(Figure record extracts)
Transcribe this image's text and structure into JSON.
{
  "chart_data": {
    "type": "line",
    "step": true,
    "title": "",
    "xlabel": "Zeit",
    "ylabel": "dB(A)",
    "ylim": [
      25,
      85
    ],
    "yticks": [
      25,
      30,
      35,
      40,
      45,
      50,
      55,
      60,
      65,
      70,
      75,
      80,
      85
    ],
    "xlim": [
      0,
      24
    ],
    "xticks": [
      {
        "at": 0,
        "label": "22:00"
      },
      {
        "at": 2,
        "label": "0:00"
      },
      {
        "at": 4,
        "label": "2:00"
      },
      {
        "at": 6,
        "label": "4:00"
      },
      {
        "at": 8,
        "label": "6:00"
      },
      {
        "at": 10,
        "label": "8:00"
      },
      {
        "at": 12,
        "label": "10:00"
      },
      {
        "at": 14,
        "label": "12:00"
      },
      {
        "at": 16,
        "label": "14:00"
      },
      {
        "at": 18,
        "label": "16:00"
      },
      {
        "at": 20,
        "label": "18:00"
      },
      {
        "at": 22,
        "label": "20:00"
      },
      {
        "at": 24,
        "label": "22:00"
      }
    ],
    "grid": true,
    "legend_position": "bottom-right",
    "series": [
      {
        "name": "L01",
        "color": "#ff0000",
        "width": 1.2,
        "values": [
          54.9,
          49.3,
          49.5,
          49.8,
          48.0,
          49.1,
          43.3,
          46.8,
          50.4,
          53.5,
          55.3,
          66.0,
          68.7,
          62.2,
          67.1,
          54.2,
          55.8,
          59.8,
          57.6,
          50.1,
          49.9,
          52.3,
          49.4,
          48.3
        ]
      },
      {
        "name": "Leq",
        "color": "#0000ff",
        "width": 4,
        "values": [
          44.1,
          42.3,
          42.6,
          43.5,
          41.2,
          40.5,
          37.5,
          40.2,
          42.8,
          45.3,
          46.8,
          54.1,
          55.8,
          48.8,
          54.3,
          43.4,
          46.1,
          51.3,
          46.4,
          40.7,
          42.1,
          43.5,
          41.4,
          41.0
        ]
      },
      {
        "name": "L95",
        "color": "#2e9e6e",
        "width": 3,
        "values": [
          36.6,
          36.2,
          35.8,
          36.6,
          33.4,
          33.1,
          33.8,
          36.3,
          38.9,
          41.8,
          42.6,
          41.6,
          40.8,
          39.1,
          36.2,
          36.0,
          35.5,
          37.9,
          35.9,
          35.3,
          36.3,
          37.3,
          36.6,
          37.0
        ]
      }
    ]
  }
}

● **Exercise aim**: Look through the data above. Copy every line with the string "color" in it.

● **Task answer**:
        "color": "#ff0000",
        "color": "#0000ff",
        "color": "#2e9e6e",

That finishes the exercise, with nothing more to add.